(Excerpt from a dataset)
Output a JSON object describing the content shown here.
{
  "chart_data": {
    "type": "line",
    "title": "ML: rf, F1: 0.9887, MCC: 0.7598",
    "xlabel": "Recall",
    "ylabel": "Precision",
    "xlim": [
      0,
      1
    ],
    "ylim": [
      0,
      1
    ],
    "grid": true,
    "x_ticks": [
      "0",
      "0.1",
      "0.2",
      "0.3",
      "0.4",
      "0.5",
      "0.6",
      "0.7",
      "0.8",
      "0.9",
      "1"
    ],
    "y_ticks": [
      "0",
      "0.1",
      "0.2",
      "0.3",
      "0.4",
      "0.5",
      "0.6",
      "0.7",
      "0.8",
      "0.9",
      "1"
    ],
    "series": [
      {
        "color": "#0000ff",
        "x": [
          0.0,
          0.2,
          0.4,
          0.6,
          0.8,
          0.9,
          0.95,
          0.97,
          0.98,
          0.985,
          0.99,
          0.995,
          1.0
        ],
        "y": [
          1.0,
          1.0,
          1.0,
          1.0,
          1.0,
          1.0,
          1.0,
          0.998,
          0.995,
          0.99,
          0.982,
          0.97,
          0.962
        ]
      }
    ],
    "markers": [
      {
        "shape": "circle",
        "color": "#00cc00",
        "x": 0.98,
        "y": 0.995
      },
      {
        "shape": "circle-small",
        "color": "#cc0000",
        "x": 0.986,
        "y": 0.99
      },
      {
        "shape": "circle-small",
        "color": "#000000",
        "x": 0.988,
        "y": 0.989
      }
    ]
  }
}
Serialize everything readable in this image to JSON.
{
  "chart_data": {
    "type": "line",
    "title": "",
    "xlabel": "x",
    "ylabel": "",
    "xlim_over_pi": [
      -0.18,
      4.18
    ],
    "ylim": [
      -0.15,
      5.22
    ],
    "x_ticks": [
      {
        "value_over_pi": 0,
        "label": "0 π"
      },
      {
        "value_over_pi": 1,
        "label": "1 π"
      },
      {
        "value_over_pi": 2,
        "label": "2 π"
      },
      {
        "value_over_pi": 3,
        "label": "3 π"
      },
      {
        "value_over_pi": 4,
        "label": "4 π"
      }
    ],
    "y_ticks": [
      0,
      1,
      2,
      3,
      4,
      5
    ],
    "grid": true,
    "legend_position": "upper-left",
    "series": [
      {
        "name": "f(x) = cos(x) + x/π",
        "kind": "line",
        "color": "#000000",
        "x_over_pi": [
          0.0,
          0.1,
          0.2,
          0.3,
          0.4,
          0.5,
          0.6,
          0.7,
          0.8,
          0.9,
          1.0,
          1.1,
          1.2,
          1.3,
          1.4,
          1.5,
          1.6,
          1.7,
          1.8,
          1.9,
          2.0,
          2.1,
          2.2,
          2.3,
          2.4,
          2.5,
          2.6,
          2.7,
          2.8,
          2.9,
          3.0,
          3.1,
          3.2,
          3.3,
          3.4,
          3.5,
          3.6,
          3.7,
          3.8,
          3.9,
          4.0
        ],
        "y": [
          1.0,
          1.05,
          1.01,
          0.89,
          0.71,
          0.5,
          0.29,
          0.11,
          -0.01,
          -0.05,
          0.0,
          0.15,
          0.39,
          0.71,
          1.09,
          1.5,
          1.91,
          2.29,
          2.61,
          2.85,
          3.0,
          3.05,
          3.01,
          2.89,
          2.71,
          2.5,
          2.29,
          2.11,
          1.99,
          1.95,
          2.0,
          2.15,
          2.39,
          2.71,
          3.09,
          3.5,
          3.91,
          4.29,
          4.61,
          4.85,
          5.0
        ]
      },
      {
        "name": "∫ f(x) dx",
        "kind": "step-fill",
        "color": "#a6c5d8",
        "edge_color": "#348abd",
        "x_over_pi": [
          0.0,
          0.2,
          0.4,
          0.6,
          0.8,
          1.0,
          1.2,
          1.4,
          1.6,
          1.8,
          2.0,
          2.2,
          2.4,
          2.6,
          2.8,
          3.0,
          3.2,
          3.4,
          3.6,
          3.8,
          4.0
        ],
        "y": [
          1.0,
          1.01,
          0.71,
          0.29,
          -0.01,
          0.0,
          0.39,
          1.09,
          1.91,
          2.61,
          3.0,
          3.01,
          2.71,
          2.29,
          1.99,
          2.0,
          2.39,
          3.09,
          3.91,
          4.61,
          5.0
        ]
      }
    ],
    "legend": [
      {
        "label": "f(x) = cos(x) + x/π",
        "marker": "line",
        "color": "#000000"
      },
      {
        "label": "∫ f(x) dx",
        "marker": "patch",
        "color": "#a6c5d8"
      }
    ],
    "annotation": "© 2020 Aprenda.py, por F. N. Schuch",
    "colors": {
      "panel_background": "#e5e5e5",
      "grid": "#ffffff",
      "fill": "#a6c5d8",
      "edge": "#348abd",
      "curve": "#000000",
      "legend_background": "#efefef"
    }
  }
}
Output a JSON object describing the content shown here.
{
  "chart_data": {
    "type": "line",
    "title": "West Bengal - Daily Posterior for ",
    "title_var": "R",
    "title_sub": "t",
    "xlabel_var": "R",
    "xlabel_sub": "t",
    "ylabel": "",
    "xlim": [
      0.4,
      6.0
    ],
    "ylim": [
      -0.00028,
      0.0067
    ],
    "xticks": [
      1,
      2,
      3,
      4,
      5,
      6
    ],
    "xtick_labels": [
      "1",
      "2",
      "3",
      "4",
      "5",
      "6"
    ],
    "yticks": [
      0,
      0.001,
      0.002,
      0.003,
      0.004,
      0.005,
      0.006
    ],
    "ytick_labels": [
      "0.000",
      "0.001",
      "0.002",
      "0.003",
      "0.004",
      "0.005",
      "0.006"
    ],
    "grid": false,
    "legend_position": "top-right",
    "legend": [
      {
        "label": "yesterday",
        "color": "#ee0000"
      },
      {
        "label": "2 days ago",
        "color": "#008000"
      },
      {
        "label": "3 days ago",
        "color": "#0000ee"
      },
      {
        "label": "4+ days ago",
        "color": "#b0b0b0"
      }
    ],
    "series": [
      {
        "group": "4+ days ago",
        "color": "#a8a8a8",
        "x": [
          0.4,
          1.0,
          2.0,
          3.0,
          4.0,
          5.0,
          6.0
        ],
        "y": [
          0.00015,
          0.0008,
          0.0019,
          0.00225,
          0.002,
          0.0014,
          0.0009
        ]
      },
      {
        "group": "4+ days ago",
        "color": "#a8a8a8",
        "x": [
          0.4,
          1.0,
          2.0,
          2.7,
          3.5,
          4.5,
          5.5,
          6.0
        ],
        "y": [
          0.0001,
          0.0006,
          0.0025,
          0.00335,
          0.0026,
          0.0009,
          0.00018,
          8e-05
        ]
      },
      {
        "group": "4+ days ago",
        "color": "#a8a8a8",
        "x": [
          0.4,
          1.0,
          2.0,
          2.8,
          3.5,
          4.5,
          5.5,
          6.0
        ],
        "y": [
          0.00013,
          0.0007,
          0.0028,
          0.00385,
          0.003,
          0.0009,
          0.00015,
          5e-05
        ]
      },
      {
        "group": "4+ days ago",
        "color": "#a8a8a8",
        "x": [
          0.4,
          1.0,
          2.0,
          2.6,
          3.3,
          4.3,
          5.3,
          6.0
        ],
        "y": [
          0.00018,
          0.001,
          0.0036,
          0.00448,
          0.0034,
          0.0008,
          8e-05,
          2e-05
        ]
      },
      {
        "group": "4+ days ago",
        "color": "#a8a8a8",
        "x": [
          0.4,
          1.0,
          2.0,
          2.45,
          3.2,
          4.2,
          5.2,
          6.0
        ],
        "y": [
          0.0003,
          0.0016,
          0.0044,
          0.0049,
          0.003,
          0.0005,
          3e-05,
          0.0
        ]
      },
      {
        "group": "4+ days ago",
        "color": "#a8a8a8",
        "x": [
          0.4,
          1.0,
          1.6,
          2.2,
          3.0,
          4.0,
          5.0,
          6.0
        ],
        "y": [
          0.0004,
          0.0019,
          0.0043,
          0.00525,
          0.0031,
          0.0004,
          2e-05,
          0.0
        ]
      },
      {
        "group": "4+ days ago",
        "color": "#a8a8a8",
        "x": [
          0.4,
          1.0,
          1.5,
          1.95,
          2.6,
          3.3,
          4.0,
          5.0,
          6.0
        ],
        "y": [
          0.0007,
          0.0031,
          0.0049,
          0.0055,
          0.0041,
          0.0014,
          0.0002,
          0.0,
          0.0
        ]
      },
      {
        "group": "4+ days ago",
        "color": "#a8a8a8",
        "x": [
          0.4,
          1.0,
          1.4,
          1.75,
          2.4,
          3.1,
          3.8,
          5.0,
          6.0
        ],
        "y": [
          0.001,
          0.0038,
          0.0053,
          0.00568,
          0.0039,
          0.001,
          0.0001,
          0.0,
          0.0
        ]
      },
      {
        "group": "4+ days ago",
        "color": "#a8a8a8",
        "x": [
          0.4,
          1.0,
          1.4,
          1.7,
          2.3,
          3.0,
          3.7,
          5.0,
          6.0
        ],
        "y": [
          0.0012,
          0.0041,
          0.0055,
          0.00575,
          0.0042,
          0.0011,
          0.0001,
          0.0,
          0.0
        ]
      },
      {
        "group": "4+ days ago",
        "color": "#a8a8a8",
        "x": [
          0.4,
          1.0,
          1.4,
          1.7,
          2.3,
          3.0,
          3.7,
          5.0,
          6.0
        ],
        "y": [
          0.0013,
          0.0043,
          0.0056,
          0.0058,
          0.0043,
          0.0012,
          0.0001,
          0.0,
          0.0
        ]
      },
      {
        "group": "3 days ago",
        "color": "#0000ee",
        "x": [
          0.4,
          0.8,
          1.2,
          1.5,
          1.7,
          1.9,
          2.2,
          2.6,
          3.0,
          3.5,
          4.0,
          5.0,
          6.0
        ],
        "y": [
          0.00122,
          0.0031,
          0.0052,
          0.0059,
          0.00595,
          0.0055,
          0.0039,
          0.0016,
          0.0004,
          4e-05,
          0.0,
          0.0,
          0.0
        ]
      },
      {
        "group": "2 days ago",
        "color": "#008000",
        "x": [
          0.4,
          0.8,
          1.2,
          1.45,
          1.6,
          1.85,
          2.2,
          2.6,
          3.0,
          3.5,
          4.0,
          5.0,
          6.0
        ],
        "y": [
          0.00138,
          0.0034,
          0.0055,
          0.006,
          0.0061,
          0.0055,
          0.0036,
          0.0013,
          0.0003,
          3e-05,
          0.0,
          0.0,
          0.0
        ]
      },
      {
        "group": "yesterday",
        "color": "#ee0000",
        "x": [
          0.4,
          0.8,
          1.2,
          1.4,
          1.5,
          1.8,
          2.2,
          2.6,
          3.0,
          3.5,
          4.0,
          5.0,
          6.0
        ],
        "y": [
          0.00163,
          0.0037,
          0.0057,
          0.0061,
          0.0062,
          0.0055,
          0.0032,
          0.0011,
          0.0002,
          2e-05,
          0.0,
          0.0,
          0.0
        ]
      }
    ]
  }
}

What to produce: Above are some records. Count the lines among them with the word "grid", and answer with the number only.

Reply: 4